**EXERCISE INPUT**.
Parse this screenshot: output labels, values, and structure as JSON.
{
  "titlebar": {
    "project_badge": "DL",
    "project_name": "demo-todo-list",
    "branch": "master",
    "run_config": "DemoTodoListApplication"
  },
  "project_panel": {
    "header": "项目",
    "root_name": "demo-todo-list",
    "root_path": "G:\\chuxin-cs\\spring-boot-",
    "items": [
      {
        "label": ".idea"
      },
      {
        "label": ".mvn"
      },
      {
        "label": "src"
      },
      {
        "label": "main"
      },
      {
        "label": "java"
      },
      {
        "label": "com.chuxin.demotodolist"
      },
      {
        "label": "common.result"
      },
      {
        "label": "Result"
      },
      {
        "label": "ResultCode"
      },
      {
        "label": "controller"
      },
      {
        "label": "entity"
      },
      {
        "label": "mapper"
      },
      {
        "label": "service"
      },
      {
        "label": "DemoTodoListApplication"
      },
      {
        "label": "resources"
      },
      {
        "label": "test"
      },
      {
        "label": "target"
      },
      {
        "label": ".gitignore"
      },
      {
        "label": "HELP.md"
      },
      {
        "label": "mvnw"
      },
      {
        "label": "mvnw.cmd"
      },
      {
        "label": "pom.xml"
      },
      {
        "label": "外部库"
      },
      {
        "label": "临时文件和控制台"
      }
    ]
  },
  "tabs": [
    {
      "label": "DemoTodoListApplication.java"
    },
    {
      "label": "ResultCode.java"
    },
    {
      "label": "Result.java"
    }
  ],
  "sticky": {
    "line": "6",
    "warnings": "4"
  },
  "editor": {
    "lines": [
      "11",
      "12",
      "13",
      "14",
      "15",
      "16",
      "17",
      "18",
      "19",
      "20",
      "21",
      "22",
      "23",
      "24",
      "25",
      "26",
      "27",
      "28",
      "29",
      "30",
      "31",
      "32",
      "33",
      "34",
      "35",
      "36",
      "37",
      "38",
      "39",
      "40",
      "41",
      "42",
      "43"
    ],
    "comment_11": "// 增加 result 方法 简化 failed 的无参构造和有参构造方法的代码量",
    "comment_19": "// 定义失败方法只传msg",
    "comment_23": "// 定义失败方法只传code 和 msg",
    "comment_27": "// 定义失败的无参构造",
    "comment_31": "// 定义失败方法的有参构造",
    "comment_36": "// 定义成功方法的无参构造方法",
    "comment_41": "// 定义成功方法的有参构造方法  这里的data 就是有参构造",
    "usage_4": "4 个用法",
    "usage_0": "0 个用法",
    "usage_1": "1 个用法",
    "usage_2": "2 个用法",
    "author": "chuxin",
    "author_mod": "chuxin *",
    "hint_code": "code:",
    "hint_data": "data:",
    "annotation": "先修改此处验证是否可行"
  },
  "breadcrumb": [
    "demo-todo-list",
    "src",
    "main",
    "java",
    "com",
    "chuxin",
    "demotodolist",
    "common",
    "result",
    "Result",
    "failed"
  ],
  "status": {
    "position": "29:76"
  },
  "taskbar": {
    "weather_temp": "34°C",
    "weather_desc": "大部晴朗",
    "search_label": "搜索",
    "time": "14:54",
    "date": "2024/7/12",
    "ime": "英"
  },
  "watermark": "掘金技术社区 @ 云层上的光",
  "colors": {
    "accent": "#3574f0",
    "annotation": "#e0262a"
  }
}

**CHALLENGE**.
Reproduce all the records precisely.

**EXERCISE RESPONSE**.
Parse this screenshot: output labels, values, and structure as JSON.
{
  "titlebar": {
    "project_badge": "DL",
    "project_name": "demo-todo-list",
    "branch": "master",
    "run_config": "DemoTodoListApplication"
  },
  "project_panel": {
    "header": "项目",
    "root_name": "demo-todo-list",
    "root_path": "G:\\chuxin-cs\\spring-boot-",
    "items": [
      {
        "label": ".idea"
      },
      {
        "label": ".mvn"
      },
      {
        "label": "src"
      },
      {
        "label": "main"
      },
      {
        "label": "java"
      },
      {
        "label": "com.chuxin.demotodolist"
      },
      {
        "label": "common.result"
      },
      {
        "label": "Result"
      },
      {
        "label": "ResultCode"
      },
      {
        "label": "controller"
      },
      {
        "label": "entity"
      },
      {
        "label": "mapper"
      },
      {
        "label": "service"
      },
      {
        "label": "DemoTodoListApplication"
      },
      {
        "label": "resources"
      },
      {
        "label": "test"
      },
      {
        "label": "target"
      },
      {
        "label": ".gitignore"
      },
      {
        "label": "HELP.md"
      },
      {
        "label": "mvnw"
      },
      {
        "label": "mvnw.cmd"
      },
      {
        "label": "pom.xml"
      },
      {
        "label": "外部库"
      },
      {
        "label": "临时文件和控制台"
      }
    ]
  },
  "tabs": [
    {
      "label": "DemoTodoListApplication.java"
    },
    {
      "label": "ResultCode.java"
    },
    {
      "label": "Result.java"
    }
  ],
  "sticky": {
    "line": "6",
    "warnings": "4"
  },
  "editor": {
    "lines": [
      "11",
      "12",
      "13",
      "14",
      "15",
      "16",
      "17",
      "18",
      "19",
      "20",
      "21",
      "22",
      "23",
      "24",
      "25",
      "26",
      "27",
      "28",
      "29",
      "30",
      "31",
      "32",
      "33",
      "34",
      "35",
      "36",
      "37",
      "38",
      "39",
      "40",
      "41",
      "42",
      "43"
    ],
    "comment_11": "// 增加 result 方法 简化 failed 的无参构造和有参构造方法的代码量",
    "comment_19": "// 定义失败方法只传msg",
    "comment_23": "// 定义失败方法只传code 和 msg",
    "comment_27": "// 定义失败的无参构造",
    "comment_31": "// 定义失败方法的有参构造",
    "comment_36": "// 定义成功方法的无参构造方法",
    "comment_41": "// 定义成功方法的有参构造方法  这里的data 就是有参构造",
    "usage_4": "4 个用法",
    "usage_0": "0 个用法",
    "usage_1": "1 个用法",
    "usage_2": "2 个用法",
    "author": "chuxin",
    "author_mod": "chuxin *",
    "hint_code": "code:",
    "hint_data": "data:",
    "annotation": "先修改此处验证是否可行"
  },
  "breadcrumb": [
    "demo-todo-list",
    "src",
    "main",
    "java",
    "com",
    "chuxin",
    "demotodolist",
    "common",
    "result",
    "Result",
    "failed"
  ],
  "status": {
    "position": "29:76"
  },
  "taskbar": {
    "weather_temp": "34°C",
    "weather_desc": "大部晴朗",
    "search_label": "搜索",
    "time": "14:54",
    "date": "2024/7/12",
    "ime": "英"
  },
  "watermark": "掘金技术社区 @ 云层上的光",
  "colors": {
    "accent": "#3574f0",
    "annotation": "#e0262a"
  }
}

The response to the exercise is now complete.